======== DOCUMENT EXTRACT ========

Naturally, the gain in sensitivity afforded by spectral stacking comes at a cost, in terms of two important drawbacks. First, we only know the average Hi content of the population that was co-added, and nothing about its dispersion (although the scatter of a relation can be explored by binning according to multiple properties simultaneously, if the sample is large enough). Second, stacking is an intrinsically linear operation, thus only provides linear averages. This is in contrast to scaling relations based on targeted observations, which are typically presented in terms of medians or logarithmic averages (reflecting the fact that almost all galaxy properties follow a log-normal distribution). This is illustrated in Figure 15, where we show both medians and linear averages for xGASS and RESOLVE: the two averaging techniques do not provide the same answer, hence one cannot blindly compare results from targeted observations (left panel) with stacking (right panel), or even values for single galaxies with averages derived from stacking. This means that the power of spectral stacking for scaling relations lies in the determination of relative offsets between various samples or subsets, and that care must be taken when comparing scaling relations (and their detailed shape) from stacking with ones based on targeted observations and/or predictions from theoretical models.

Despite its limitations, stacking has provided us with the strongest observational evidence supporting cold gas stripping in groups. Fabello et al. (Reference Fabello, Kauffmann, Catinella, Li, Giovanelli and Haynes2012) first applied this technique to a sample of $\sim 5\,000$ galaxies with stellar mass $M_*>10^{10}$ M $_{\odot}$ and redshift $0.025<z<0.05$ , extracted from the overlap between ALFALFA and SDSS surveys. They found that, for galaxies with $M_*<10^{10.5}$ M $_{\odot}$ , the Hi-to-stellar mass ratio decreases with increasing local environmental density faster than the specific SFR, suggesting that galaxies first lose their cold gas and then have their star formation reduced. They interpreted this result as evidence for outside-in gas stripping/star formation quenching, favouring a scenario in which hydrodynamical mechanisms like those observed in clusters of galaxies play a role even in groups with halo masses down to $\sim 10^{13}\,\text{M}_{\odot}$ .

This work was further extended by Brown et al. (Reference Brown2017), who stacked the ALFALFA Hi spectra of $\sim 10\,600 $ satellite galaxies extracted from the SDSS-based group catalogue of Yang, Mo, & van den Bosch (Reference Yang, Mo and van den Bosch2009) to quantify the variation of Hi content as a function of halo mass and galaxy-projected density. They confirmed that at fixed stellar mass, or stellar mass surface density, or specific SFR, the Hi-to-stellar mass ratio of satellites monotonically decreases when moving from low to high halo masses and/or projected galaxy densities (Figure 15, right panel). Incidentally, the fact that similar trends are present at fixed specific SFR or stellar surface density (a proxy for morphology) implies that the results shown in Figure 15 are not simply a consequence of the well-known morphology/star formation rate–density relation (i.e., the fact that, at fixed stellar mass, groups have a higher fraction of gas-poorer, early-type galaxies than the field).

======== RECORDED INFORMATION ========

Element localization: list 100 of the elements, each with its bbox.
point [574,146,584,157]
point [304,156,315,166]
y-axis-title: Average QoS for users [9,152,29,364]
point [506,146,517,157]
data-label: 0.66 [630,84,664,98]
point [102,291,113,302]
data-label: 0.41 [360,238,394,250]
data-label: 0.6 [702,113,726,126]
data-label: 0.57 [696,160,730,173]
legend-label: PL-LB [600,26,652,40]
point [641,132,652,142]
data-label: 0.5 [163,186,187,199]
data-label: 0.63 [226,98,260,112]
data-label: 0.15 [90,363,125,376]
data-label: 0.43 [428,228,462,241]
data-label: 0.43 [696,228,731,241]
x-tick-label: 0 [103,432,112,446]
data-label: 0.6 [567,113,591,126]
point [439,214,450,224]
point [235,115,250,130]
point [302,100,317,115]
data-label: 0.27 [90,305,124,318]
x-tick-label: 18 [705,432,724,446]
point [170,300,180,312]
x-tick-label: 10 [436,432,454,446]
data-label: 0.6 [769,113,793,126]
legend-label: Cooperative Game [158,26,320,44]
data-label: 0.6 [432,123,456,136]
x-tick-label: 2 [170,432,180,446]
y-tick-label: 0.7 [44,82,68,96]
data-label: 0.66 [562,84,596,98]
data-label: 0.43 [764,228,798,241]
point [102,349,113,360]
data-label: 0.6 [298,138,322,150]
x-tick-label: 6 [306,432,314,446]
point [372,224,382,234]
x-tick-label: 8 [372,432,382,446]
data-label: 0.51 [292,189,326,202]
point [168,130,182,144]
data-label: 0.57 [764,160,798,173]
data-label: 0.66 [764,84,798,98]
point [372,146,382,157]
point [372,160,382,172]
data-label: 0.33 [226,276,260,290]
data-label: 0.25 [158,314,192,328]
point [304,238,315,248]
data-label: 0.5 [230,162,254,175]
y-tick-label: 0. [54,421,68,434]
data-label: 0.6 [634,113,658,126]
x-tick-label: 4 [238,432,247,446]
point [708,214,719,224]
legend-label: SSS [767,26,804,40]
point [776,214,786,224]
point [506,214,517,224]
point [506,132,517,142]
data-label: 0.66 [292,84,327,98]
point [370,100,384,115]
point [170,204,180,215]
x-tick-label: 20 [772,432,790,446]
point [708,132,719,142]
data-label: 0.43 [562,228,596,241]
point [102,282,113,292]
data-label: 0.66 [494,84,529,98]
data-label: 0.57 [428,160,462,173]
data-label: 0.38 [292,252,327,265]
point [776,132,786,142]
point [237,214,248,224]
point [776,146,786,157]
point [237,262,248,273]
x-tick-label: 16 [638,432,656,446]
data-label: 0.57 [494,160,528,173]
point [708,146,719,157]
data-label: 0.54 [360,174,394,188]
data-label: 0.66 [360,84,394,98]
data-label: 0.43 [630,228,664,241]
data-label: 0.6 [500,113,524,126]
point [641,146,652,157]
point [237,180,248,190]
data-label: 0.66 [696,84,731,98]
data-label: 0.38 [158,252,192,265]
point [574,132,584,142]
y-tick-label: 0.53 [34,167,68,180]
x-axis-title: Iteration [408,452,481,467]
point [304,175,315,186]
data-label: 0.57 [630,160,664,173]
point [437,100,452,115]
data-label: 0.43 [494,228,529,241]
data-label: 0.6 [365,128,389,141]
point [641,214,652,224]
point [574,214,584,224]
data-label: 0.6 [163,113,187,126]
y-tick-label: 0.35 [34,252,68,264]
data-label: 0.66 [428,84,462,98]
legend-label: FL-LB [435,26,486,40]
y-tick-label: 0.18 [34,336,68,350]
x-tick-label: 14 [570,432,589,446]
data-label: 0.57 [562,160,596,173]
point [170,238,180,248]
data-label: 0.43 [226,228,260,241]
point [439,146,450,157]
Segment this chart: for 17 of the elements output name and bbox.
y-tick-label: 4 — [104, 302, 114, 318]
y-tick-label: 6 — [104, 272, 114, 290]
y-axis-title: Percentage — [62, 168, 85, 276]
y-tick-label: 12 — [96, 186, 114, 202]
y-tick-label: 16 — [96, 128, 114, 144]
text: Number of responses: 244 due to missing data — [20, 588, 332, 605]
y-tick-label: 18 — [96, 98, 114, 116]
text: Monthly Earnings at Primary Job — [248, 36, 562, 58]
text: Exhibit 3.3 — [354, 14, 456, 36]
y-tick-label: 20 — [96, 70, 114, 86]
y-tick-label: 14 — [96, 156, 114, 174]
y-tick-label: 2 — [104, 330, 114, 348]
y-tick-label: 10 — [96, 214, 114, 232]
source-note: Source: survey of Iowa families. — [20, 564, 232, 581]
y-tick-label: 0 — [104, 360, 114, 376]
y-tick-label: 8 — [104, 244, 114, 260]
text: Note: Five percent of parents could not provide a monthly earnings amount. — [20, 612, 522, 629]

========

**GOAL A**:
In the passage on Hi spectral stacking, why can stacking results not be compared directly with scaling relations from targeted observations? Answer in one to three sentences.
**GOAL B**:
Extend the passage on Hi spectral stacking, picking up right after its final sentence.

**TASK ANSWER A**:
Stacking is a linear operation, so it yields only linear averages. Scaling relations from targeted observations are usually given as medians or logarithmic averages because almost all galaxy properties follow a log-normal distribution. The two kinds of average give different answers.

**TASK ANSWER B**:
Very interestingly, the large number statistics allowed Brown et al. (Reference Brown2017) to go one step further and look for variations in Hi content as a function of environment and more than one galaxy property at the same time. First, they showed that Hi content decreases from small to larger halos even when controlling for both mass and SFR, which confirms that their findings are genuinely tracing environmentally-driven gas removal. They interpreted this trend as evidence that Hi is removed without any strong effects on star formation over timescales of $<$ 1 Gyr. They also showed that the decrease in Hi content depends more strongly on halo mass than local density, suggesting that the physical mechanism at work is more closely related to the size of the halo, rather than the galaxy distribution within it—again favouring active outside-in stripping, most likely by ram pressure, initiating the quenching phase of satellite galaxies.

It is important to note that, while qualitatively the results of the ALFALFA stacking agree with linear averages from xGASS and RESOLVE, there are still systematic differences, as clearly seen by comparing the middle and right panels of Figure 15. While the origin of such differences is still unclear, this highlights how more work in this area is much needed.

In summary, we have now plenty of evidence that cold Hi stripping is ubiquitous also in the group environment, although the degree of Hi deficiency is on average significantly lower than in clusters. However, the physical mechanism responsible for the removal of the gas remains unclear. Historically, gravitational interactions were the preferred option, as the dramatic effect of galaxy–galaxy encounters on the Hi distribution is very easy to spot in groups. In recent years, though, the popularity of hydrodynamical mechanisms as a cause for Hi stripping in groups has been increasing. But should we really expect ram pressure to be efficient in the group environment?

5.2. Is ram pressure efficient in the group environment?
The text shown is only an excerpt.